● **EXERCISES**
1/ Shorten the paragraph in the autofs message that starts with The "Too many levels of symbolic links" error, keeping its main facts.
2/ Write what comes next in the autofs mailing-list message, picking up after its last sentence.
* start DOCUMENT SEGMENT *
Re: autofs linux 3.8.13 and "Too many levels of symbolic links"

Ian Kent <raven@xxxxxxxxxx> · Sat, 01 Feb 2014 11:32:08 +0800

Hi David,

Wondering if you could perhaps lend a hand with this analysis.

The "Too many levels of symbolic links" error has been reported against
the rhel-6 back port and a number of kernel versions (over time) but has
not yet been reported against the most recent kernels. So it may still
be an issue.

Donald has provided quite a bit of useful information in the forgoing
discussion. Have a look at this link for debug information he has
provided so far: 
http://www.molgen.mpg.de/~buczek/autofs-demo/

I can forward mails from earlier posts if you need to see them.

On Fri, 2014-01-31 at 11:10 +0100, Donald Buczek wrote:
> On 01/31/14 06:13, Ian Kent wrote:
> > On Fri, 2014-01-31 at 11:31 +0800, Ian Kent wrote:
> >> On Wed, 2014-01-29 at 17:02 +0100, Donald Buczek wrote:
> >>> Hello,
> >>>
> >>> we are trying to switch from amd to autofs. After successfully testing
> >>> and rolling it out to the first several machines, from time to time we
> >>> get directories stuck with "Too many levels of symbolic links" on a path
> >>> which should be automounted via an indirect map.
> >>>
> >>> linux 3.8.13
> >>> autofs 5.0.8
> >>>
> >>> As an example, here is data from a system where the path /scratch/tmp is
> >>> stuck:
> >>>
> >>> http://www.molgen.mpg.de/~buczek/autofs-demo/
> >>>
> >>>     auto.master    # master map
> >>>     auto.scratch    # indirect map for /scratch
> >>>     autofs            # from /etc/defaults
> >>>     typescript       # shows the problem and a bit of gdb dump of kernel
> >>> structures
> >>>     typescript.l     # same with line numbers for reference
> >>>     gdb-macros     # macros used in the gdb session
> >>>
> >>>   From typescript.l , line 122ff it is clear, that /scratch/tmp is not
> >>> currently mounted. On the other hand, the gdb session finds the dentry
> >>> of /scratch/tmp which has d_flags 0x70080 (line 99,120). This is
> >>> DCACHE_MANAGE_TRANSIT+DCACHE_NEED_AUTOMOUNT+DCACHE_MOUNTED+DCACHE_RCUACCESS
> >>> with DCACHE_MOUNTED indicating that there should be something mounted
> >>> there(?). I think, this state is faulty and necessarily leads to ELOOP
> >>> during path walk. Probably the situation is known by the gurus here?
* end DOCUMENT SEGMENT *
* start SUPPLIED INFORMATION *
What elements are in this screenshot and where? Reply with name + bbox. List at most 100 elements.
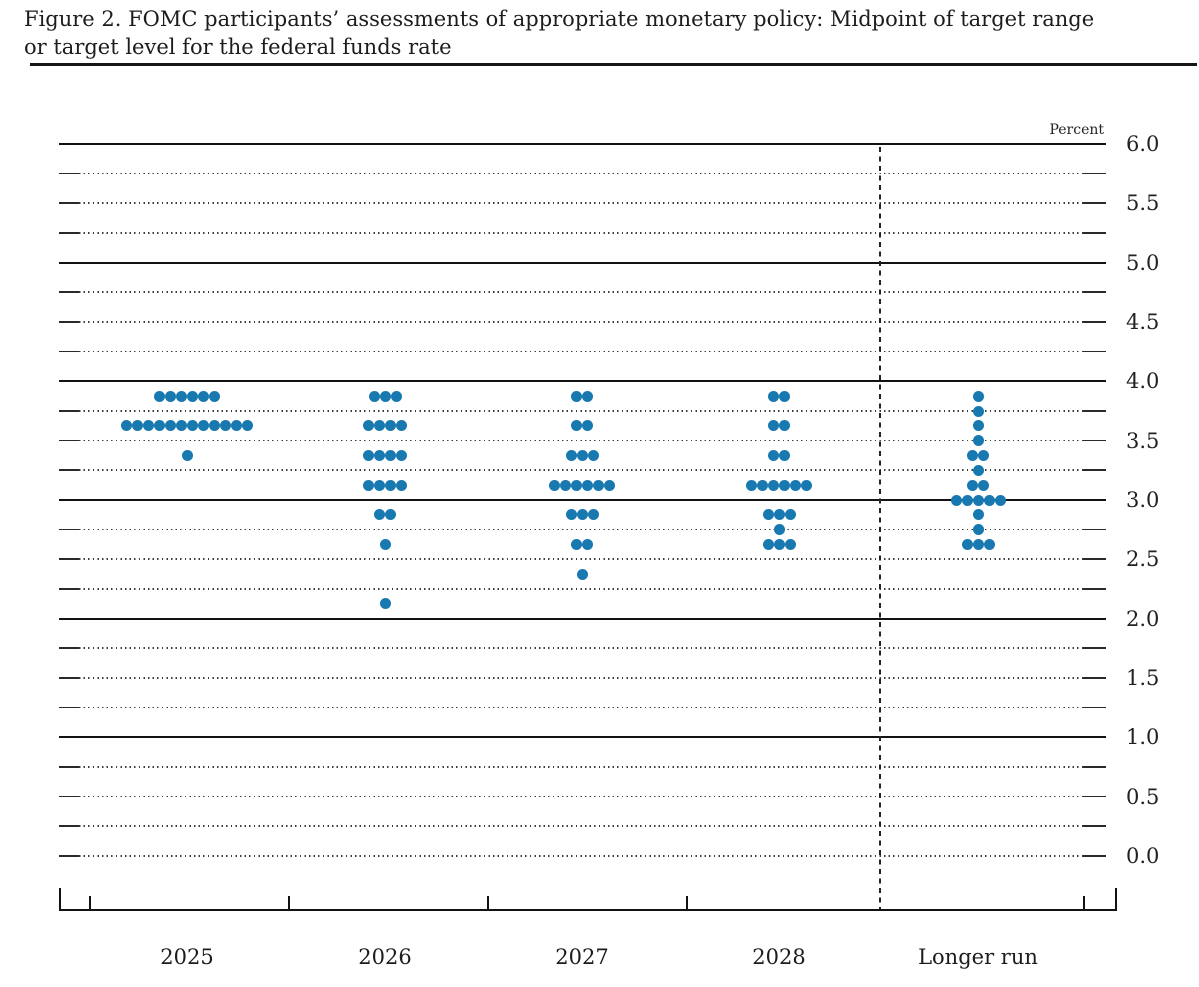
* end SUPPLIED INFORMATION *
● **RESULTS OF THE EXERCISE**
1/ The "Too many levels of symbolic links" error has been reported against the rhel-6 back port and several kernel versions over time. It has not yet been reported against the most recent kernels, so it may still be an issue.

2/
> >> Yes, I can see how DCACHE_MOUNTED being set would lead to ELOOP in this
> >> case. But, having been there before too, I couldn't see any way the
> >> DCACHE_MOUNTED would not be cleared on umount. Also, DCACHE_MOUNTED is
> >> only changed within the VFS and isn't changed very often. It can't see
> >> how a code path that should lead to one of those changes doesn't go
> >> there.
> >>
> >> I'll have another look .....
> > Then the question becomes ....
> >
> > Can a dentry be a mount point for more than one mount ....
> > Obviously not you say ... but what about clone(2) with CLONE_NEWNS?
> >
> > If you still have that kernel you used to get the info above could you
> > check the mount (ie. struct mount not struct vfsmount) structures to see
> > if there is one with its mnt_mountpoint set to the dentry in question?
> >
> > Ian
> >
> >
> 
> Hello, Ian,
> 
> you said, "how DCACHE_MOUNTED would not be cleared on umount", so you 
> are thinking about the unmount path. I asked my users and in two cases 
> (including the one described in this thread) they think, it happened the 
> very first time they accessed the path after boot. This suggest, the 
> problem might appear on the mount path.
> 
> Also, both were on workstations (single user!) and they both used a 
> shell ( "cd /failing/path" and "do_something > /failing/path/bla" ) , so 
> collisions (other threads accessing the same path at the same time) are 
> unlikely.
> 
> We don't have any hints which would suggests, that there might have been 
> a problem with the fileserver or network involved (which would imply a 
> bug in the "mount failure" path)
> 
> Oh... Just found another important peace of information :
> 
> > root:thehawk:~/# date
> > Fri Jan 31 10:27:48 CET 2014
> > root:thehawk:~/# uptime
> >  10:27:51 up 8 days, 21:58,  3 users,  load average: 0.37, 0.30, 0.26
> 
> The system was bootet Jan 22, 12:00 something
> 
> > root:thehawk:~/# ls -al /scratch/
> > total 2
> > drwxr-xr-x  4 root system    0 Jan 27 13:37 .
> > drwxr-xr-x 35 root system  888 Jan 20 10:28 ..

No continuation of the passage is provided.